* Activities *
[1] Can you set down, word for word, the part of the issue thread on hashing byte strings to scalars starting with "I would like" and going on through "the right direction.)"?
[2] Answer these three questions from the issue thread on hashing byte strings to scalars:
(a) Which cryptographic scheme is cited as an example where the message space needs to be expanded?
(b) According to burdges, what method does Arkworks always provide?
(c) Which commit does burdges name as a component of #643?
[3] How would the issue thread on hashing byte strings to scalars go on? Write what comes next after its last sentence.

Hash to scalar?

[matthiasgeihs]

Summary

I would like to hash arbitrary byte strings to group scalars.

let msg = "Hello world!".as_bytes();
let h = ark_bn254::Fr::hash(msg);

Problem Definition

This is relevant for some cryptographic schemes in order to expand the message space to arbitrary byte strings (e.g., Catalano-Fiore vector commitments, page 8, footnote 8).

Proposal

Introduce an API for hashing bytes to scalars / prime field elements as described above.
(If this is already implemented, I would be happy to get a pointer into the right direction.)

---

For Admin Use

• Not duplicate issue
• Appropriate labels applied
• Appropriate contributors tagged
• Contributor assigned/self-assigned

[burdges]

Arkworks always provides try-n-increment, which always works but kinda sucks. You likely want #643 or at least its component 15fc1a5 I need to pull that PR into some smaller parts though.

* Information supplied *
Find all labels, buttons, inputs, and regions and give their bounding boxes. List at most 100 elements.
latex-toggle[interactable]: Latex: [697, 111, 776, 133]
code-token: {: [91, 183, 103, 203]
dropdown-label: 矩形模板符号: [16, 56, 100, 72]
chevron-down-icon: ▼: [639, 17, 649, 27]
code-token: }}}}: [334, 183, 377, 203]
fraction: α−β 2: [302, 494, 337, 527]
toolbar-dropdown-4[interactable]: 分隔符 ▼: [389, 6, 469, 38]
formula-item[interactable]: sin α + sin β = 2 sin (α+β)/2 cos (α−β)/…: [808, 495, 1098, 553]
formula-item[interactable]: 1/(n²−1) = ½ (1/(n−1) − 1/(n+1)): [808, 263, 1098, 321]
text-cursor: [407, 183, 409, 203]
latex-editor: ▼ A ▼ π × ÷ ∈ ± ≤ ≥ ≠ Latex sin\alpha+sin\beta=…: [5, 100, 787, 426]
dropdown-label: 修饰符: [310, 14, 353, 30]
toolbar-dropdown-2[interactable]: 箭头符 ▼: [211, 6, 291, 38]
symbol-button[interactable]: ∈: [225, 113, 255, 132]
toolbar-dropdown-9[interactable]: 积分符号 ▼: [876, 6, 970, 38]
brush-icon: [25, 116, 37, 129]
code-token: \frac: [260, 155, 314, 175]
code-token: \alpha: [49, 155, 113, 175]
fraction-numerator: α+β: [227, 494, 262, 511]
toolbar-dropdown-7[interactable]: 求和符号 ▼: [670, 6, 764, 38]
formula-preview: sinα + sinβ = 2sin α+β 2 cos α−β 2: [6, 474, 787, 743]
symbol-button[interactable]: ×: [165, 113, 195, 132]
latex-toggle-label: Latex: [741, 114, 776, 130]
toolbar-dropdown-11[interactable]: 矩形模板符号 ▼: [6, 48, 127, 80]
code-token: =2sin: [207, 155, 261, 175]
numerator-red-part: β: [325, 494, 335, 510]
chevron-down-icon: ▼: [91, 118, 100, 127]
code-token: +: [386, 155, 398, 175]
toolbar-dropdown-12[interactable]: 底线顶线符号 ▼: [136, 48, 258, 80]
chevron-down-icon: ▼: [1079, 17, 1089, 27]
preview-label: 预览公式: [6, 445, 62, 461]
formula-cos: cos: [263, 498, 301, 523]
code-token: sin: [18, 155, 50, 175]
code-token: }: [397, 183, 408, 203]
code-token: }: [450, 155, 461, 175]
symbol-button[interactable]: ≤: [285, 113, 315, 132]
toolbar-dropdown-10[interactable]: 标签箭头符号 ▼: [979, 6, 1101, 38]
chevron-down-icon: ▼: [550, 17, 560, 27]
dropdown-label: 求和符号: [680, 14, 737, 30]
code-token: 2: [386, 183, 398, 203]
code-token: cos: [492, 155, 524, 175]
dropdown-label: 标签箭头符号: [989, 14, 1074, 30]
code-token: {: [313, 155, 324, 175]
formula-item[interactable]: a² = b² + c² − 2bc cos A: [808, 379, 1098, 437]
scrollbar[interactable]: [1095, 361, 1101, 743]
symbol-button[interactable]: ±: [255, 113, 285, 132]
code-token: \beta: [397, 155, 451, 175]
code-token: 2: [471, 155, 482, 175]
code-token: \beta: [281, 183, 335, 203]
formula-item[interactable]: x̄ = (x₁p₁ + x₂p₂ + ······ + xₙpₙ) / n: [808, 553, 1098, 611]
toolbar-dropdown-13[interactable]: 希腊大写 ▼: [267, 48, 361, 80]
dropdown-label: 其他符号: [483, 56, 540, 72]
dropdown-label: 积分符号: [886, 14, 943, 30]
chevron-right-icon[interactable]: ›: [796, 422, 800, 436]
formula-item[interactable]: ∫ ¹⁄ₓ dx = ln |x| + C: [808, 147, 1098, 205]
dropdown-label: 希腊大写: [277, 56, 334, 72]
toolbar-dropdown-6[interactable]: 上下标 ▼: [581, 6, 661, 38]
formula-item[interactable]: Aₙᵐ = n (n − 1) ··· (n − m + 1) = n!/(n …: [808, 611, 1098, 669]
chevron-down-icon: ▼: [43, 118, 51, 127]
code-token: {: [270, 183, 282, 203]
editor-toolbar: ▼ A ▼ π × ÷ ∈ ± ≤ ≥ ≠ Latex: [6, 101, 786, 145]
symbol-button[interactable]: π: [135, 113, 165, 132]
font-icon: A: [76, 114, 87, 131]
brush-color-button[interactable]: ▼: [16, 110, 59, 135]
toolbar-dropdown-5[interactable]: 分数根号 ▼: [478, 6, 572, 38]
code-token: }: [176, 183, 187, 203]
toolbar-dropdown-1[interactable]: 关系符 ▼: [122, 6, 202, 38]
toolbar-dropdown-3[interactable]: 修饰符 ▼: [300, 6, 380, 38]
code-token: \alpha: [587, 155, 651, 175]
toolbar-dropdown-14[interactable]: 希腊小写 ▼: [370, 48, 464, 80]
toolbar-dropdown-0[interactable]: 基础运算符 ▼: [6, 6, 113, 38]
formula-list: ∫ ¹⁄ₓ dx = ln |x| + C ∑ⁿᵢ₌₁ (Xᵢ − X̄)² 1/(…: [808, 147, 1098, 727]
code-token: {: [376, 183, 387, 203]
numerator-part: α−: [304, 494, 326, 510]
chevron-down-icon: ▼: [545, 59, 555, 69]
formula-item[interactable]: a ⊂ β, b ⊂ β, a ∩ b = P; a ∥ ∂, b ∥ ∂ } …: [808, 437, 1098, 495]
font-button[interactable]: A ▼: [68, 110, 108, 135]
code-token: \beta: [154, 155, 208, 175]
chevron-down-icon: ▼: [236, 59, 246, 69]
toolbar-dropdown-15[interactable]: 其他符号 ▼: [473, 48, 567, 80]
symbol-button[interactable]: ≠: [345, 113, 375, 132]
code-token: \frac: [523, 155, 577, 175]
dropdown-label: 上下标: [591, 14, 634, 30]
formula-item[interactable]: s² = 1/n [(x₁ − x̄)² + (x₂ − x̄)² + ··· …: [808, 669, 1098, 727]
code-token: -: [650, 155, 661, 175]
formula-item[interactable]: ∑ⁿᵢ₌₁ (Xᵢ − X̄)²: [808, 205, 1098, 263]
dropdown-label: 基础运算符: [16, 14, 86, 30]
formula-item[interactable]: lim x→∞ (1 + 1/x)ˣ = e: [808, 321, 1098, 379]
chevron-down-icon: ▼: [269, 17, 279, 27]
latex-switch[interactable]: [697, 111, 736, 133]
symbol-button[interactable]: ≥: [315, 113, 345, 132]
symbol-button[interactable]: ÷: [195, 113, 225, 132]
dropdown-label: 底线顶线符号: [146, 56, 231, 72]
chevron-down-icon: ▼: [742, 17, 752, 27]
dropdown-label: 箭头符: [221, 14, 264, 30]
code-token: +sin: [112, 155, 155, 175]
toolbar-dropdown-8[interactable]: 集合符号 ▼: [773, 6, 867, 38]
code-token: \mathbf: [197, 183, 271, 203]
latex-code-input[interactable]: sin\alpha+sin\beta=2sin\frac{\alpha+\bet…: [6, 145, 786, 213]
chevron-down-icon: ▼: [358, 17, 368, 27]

* Task responses *
[1]
I would like to hash arbitrary byte strings to group scalars.

let msg = "Hello world!".as_bytes();
let h = ark_bn254::Fr::hash(msg);

Problem Definition

This is relevant for some cryptographic schemes in order to expand the message space to arbitrary byte strings (e.g., Catalano-Fiore vector commitments, page 8, footnote 8).

Proposal

Introduce an API for hashing bytes to scalars / prime field elements as described above.
(If this is already implemented, I would be happy to get a pointer into the right direction.)

[2]
(a) Catalano-Fiore vector commitments (page 8, footnote 8).
(b) Try-n-increment.
(c) 15fc1a5.

[3]
[mmagician]

The question is actually about hashing into scalars @burdges, for which you don't need try-and-increment, that's for hashing to EC points.

@matthiasgeihs You can use the DefaultFieldHasher, see

algebra/ff/src/fields/field_hashers/mod.rs

Line 41 in 4152c41

pub struct DefaultFieldHasher<H: FixedOutputReset + Default + Clone, const SEC_PARAM: usize = 128> {

, there's also a doctest which serves as a good usage example.